Dataset listings of figures:
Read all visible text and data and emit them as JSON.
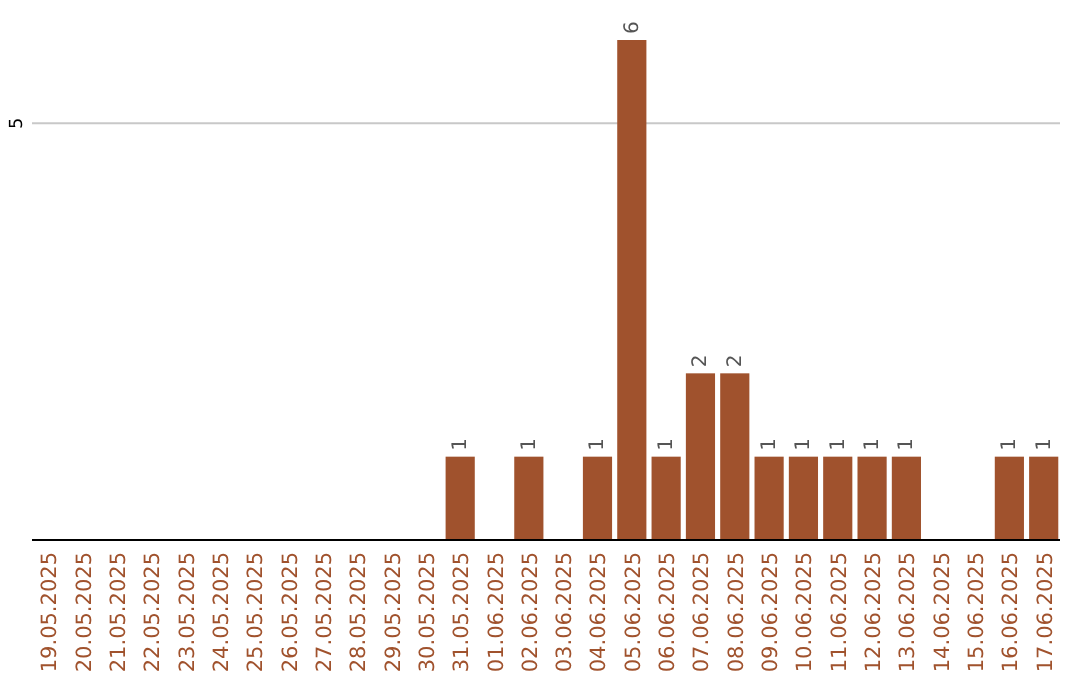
{
  "chart_data": {
    "type": "bar",
    "categories": [
      "19.05.2025",
      "20.05.2025",
      "21.05.2025",
      "22.05.2025",
      "23.05.2025",
      "24.05.2025",
      "25.05.2025",
      "26.05.2025",
      "27.05.2025",
      "28.05.2025",
      "29.05.2025",
      "30.05.2025",
      "31.05.2025",
      "01.06.2025",
      "02.06.2025",
      "03.06.2025",
      "04.06.2025",
      "05.06.2025",
      "06.06.2025",
      "07.06.2025",
      "08.06.2025",
      "09.06.2025",
      "10.06.2025",
      "11.06.2025",
      "12.06.2025",
      "13.06.2025",
      "14.06.2025",
      "15.06.2025",
      "16.06.2025",
      "17.06.2025"
    ],
    "values": [
      null,
      null,
      null,
      null,
      null,
      null,
      null,
      null,
      null,
      null,
      null,
      null,
      1,
      null,
      1,
      null,
      1,
      6,
      1,
      2,
      2,
      1,
      1,
      1,
      1,
      1,
      null,
      null,
      1,
      1
    ],
    "data_labels": true,
    "color": "#a0522d",
    "ref_lines": [
      {
        "axis": "y",
        "value": 5,
        "label": "5",
        "color": "#c8c8c8"
      }
    ]
  }
}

- Short exercise: Copy all the entries word for word. Omit any pictures.

- The reply:
Read all visible text and data and emit them as JSON.
{
  "chart_data": {
    "type": "bar",
    "categories": [
      "19.05.2025",
      "20.05.2025",
      "21.05.2025",
      "22.05.2025",
      "23.05.2025",
      "24.05.2025",
      "25.05.2025",
      "26.05.2025",
      "27.05.2025",
      "28.05.2025",
      "29.05.2025",
      "30.05.2025",
      "31.05.2025",
      "01.06.2025",
      "02.06.2025",
      "03.06.2025",
      "04.06.2025",
      "05.06.2025",
      "06.06.2025",
      "07.06.2025",
      "08.06.2025",
      "09.06.2025",
      "10.06.2025",
      "11.06.2025",
      "12.06.2025",
      "13.06.2025",
      "14.06.2025",
      "15.06.2025",
      "16.06.2025",
      "17.06.2025"
    ],
    "values": [
      null,
      null,
      null,
      null,
      null,
      null,
      null,
      null,
      null,
      null,
      null,
      null,
      1,
      null,
      1,
      null,
      1,
      6,
      1,
      2,
      2,
      1,
      1,
      1,
      1,
      1,
      null,
      null,
      1,
      1
    ],
    "data_labels": true,
    "color": "#a0522d",
    "ref_lines": [
      {
        "axis": "y",
        "value": 5,
        "label": "5",
        "color": "#c8c8c8"
      }
    ]
  }
}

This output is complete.